Lines containing the word "обработку" are the ones to copy from the records below.
-- BEGIN --
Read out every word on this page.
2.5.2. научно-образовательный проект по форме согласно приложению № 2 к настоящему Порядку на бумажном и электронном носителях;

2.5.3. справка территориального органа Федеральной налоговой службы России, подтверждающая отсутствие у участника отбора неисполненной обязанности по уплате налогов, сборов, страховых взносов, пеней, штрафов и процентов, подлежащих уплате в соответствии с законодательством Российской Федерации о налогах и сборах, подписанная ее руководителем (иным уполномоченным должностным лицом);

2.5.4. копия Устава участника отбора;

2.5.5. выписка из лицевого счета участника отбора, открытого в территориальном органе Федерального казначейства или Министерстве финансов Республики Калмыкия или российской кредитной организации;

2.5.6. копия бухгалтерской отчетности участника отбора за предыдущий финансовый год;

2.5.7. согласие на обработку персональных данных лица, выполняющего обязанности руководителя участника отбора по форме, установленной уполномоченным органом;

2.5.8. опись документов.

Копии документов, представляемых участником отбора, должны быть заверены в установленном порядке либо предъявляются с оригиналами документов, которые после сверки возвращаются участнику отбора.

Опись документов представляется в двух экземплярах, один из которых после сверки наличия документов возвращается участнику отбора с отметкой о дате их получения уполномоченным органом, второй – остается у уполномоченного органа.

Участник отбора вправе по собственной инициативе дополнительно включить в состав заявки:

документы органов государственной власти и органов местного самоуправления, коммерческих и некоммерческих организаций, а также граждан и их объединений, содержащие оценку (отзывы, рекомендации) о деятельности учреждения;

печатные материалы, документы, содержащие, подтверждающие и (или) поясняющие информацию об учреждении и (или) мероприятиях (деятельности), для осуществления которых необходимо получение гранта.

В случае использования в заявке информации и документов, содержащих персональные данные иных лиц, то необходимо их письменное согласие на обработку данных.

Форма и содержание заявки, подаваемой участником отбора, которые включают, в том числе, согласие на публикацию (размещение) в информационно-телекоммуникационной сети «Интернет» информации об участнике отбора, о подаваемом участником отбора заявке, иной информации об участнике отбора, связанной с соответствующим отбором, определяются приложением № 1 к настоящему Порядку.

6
-- END --
> Completed task:
2.5.7. согласие на обработку персональных данных лица, выполняющего обязанности руководителя участника отбора по форме, установленной уполномоченным органом;
В случае использования в заявке информации и документов, содержащих персональные данные иных лиц, то необходимо их письменное согласие на обработку данных.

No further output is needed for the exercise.